[START OF Provided data]

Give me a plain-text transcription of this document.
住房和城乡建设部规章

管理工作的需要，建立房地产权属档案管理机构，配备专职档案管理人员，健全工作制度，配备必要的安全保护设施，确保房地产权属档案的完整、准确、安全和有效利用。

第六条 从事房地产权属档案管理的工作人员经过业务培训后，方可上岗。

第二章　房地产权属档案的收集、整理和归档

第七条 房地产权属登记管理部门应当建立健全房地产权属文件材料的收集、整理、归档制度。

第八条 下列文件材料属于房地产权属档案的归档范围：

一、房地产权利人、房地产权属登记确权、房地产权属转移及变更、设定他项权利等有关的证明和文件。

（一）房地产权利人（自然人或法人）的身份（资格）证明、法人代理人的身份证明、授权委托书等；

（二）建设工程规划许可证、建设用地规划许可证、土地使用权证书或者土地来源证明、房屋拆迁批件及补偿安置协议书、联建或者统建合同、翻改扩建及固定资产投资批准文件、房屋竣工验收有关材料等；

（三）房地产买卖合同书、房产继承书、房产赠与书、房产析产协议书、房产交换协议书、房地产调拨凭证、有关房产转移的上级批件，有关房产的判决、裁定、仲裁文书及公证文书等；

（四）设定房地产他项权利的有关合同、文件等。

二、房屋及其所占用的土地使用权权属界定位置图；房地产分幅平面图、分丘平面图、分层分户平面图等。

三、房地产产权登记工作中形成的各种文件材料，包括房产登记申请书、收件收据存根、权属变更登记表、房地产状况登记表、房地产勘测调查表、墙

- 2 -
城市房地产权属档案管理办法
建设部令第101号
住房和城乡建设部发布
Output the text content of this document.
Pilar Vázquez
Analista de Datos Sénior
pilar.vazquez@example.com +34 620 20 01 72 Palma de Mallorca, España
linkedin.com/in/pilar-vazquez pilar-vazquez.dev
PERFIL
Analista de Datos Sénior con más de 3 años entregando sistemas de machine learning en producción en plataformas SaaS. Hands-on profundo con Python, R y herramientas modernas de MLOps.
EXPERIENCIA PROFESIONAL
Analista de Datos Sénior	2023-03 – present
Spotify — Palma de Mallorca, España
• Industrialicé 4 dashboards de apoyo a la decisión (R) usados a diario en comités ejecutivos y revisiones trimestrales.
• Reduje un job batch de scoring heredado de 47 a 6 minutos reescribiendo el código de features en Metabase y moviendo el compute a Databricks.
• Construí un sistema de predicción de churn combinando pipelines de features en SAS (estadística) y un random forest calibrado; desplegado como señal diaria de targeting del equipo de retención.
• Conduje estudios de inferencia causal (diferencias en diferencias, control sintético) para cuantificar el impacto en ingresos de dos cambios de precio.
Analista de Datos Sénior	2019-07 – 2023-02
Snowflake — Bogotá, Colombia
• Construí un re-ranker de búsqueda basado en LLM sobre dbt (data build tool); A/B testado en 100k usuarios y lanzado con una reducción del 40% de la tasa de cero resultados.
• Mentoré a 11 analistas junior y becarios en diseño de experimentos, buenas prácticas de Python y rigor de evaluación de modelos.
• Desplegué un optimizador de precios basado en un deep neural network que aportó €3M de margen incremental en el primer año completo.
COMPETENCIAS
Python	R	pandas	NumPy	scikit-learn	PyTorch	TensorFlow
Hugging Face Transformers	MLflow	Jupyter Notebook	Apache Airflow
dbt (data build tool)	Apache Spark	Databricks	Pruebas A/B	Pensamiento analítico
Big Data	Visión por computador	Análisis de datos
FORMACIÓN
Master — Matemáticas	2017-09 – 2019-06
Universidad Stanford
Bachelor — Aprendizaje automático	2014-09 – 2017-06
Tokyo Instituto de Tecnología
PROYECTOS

[END OF Provided data]

◆ Problem ◆
Reproduce the full set of records precisely.

◆ Response to this task ◆
Give me a plain-text transcription of this document.
住房和城乡建设部规章

管理工作的需要，建立房地产权属档案管理机构，配备专职档案管理人员，健全工作制度，配备必要的安全保护设施，确保房地产权属档案的完整、准确、安全和有效利用。

第六条 从事房地产权属档案管理的工作人员经过业务培训后，方可上岗。

第二章　房地产权属档案的收集、整理和归档

第七条 房地产权属登记管理部门应当建立健全房地产权属文件材料的收集、整理、归档制度。

第八条 下列文件材料属于房地产权属档案的归档范围：

一、房地产权利人、房地产权属登记确权、房地产权属转移及变更、设定他项权利等有关的证明和文件。

（一）房地产权利人（自然人或法人）的身份（资格）证明、法人代理人的身份证明、授权委托书等；

（二）建设工程规划许可证、建设用地规划许可证、土地使用权证书或者土地来源证明、房屋拆迁批件及补偿安置协议书、联建或者统建合同、翻改扩建及固定资产投资批准文件、房屋竣工验收有关材料等；

（三）房地产买卖合同书、房产继承书、房产赠与书、房产析产协议书、房产交换协议书、房地产调拨凭证、有关房产转移的上级批件，有关房产的判决、裁定、仲裁文书及公证文书等；

（四）设定房地产他项权利的有关合同、文件等。

二、房屋及其所占用的土地使用权权属界定位置图；房地产分幅平面图、分丘平面图、分层分户平面图等。

三、房地产产权登记工作中形成的各种文件材料，包括房产登记申请书、收件收据存根、权属变更登记表、房地产状况登记表、房地产勘测调查表、墙

- 2 -
城市房地产权属档案管理办法
建设部令第101号
住房和城乡建设部发布
Output the text content of this document.
Pilar Vázquez
Analista de Datos Sénior
pilar.vazquez@example.com +34 620 20 01 72 Palma de Mallorca, España
linkedin.com/in/pilar-vazquez pilar-vazquez.dev
PERFIL
Analista de Datos Sénior con más de 3 años entregando sistemas de machine learning en producción en plataformas SaaS. Hands-on profundo con Python, R y herramientas modernas de MLOps.
EXPERIENCIA PROFESIONAL
Analista de Datos Sénior	2023-03 – present
Spotify — Palma de Mallorca, España
• Industrialicé 4 dashboards de apoyo a la decisión (R) usados a diario en comités ejecutivos y revisiones trimestrales.
• Reduje un job batch de scoring heredado de 47 a 6 minutos reescribiendo el código de features en Metabase y moviendo el compute a Databricks.
• Construí un sistema de predicción de churn combinando pipelines de features en SAS (estadística) y un random forest calibrado; desplegado como señal diaria de targeting del equipo de retención.
• Conduje estudios de inferencia causal (diferencias en diferencias, control sintético) para cuantificar el impacto en ingresos de dos cambios de precio.
Analista de Datos Sénior	2019-07 – 2023-02
Snowflake — Bogotá, Colombia
• Construí un re-ranker de búsqueda basado en LLM sobre dbt (data build tool); A/B testado en 100k usuarios y lanzado con una reducción del 40% de la tasa de cero resultados.
• Mentoré a 11 analistas junior y becarios en diseño de experimentos, buenas prácticas de Python y rigor de evaluación de modelos.
• Desplegué un optimizador de precios basado en un deep neural network que aportó €3M de margen incremental en el primer año completo.
COMPETENCIAS
Python	R	pandas	NumPy	scikit-learn	PyTorch	TensorFlow
Hugging Face Transformers	MLflow	Jupyter Notebook	Apache Airflow
dbt (data build tool)	Apache Spark	Databricks	Pruebas A/B	Pensamiento analítico
Big Data	Visión por computador	Análisis de datos
FORMACIÓN
Master — Matemáticas	2017-09 – 2019-06
Universidad Stanford
Bachelor — Aprendizaje automático	2014-09 – 2017-06
Tokyo Instituto de Tecnología
PROYECTOS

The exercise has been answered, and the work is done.